[BEGIN SUPPLIED MATERIAL]

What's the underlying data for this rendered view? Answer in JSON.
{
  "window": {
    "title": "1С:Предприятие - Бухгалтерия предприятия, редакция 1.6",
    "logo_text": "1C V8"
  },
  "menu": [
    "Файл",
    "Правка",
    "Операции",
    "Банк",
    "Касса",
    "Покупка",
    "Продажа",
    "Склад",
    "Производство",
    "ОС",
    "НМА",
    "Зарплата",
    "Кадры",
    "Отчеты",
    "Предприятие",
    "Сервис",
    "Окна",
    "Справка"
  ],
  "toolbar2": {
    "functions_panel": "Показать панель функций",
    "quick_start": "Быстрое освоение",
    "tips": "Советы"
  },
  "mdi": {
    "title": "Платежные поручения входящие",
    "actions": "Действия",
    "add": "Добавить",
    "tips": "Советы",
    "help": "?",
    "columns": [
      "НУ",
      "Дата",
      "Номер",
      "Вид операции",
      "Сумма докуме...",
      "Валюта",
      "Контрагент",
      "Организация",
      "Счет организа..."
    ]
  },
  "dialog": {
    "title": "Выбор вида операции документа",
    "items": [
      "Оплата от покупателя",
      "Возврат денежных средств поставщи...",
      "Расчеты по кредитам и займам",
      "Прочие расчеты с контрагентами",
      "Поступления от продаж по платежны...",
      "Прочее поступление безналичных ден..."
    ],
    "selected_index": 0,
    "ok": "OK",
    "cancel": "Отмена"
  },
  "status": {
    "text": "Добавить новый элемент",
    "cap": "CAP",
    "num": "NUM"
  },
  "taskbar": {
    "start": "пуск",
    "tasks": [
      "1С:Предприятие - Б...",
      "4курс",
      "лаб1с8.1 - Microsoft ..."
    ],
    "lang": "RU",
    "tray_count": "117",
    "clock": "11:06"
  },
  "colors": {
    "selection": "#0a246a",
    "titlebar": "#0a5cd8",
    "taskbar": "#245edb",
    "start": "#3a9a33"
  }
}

[END SUPPLIED MATERIAL]

### WHAT YOU NEED TO DO
Reproduce the listing above word for word.

### RESULT FOR THIS TASK
What's the underlying data for this rendered view? Answer in JSON.
{
  "window": {
    "title": "1С:Предприятие - Бухгалтерия предприятия, редакция 1.6",
    "logo_text": "1C V8"
  },
  "menu": [
    "Файл",
    "Правка",
    "Операции",
    "Банк",
    "Касса",
    "Покупка",
    "Продажа",
    "Склад",
    "Производство",
    "ОС",
    "НМА",
    "Зарплата",
    "Кадры",
    "Отчеты",
    "Предприятие",
    "Сервис",
    "Окна",
    "Справка"
  ],
  "toolbar2": {
    "functions_panel": "Показать панель функций",
    "quick_start": "Быстрое освоение",
    "tips": "Советы"
  },
  "mdi": {
    "title": "Платежные поручения входящие",
    "actions": "Действия",
    "add": "Добавить",
    "tips": "Советы",
    "help": "?",
    "columns": [
      "НУ",
      "Дата",
      "Номер",
      "Вид операции",
      "Сумма докуме...",
      "Валюта",
      "Контрагент",
      "Организация",
      "Счет организа..."
    ]
  },
  "dialog": {
    "title": "Выбор вида операции документа",
    "items": [
      "Оплата от покупателя",
      "Возврат денежных средств поставщи...",
      "Расчеты по кредитам и займам",
      "Прочие расчеты с контрагентами",
      "Поступления от продаж по платежны...",
      "Прочее поступление безналичных ден..."
    ],
    "selected_index": 0,
    "ok": "OK",
    "cancel": "Отмена"
  },
  "status": {
    "text": "Добавить новый элемент",
    "cap": "CAP",
    "num": "NUM"
  },
  "taskbar": {
    "start": "пуск",
    "tasks": [
      "1С:Предприятие - Б...",
      "4курс",
      "лаб1с8.1 - Microsoft ..."
    ],
    "lang": "RU",
    "tray_count": "117",
    "clock": "11:06"
  },
  "colors": {
    "selection": "#0a246a",
    "titlebar": "#0a5cd8",
    "taskbar": "#245edb",
    "start": "#3a9a33"
  }
}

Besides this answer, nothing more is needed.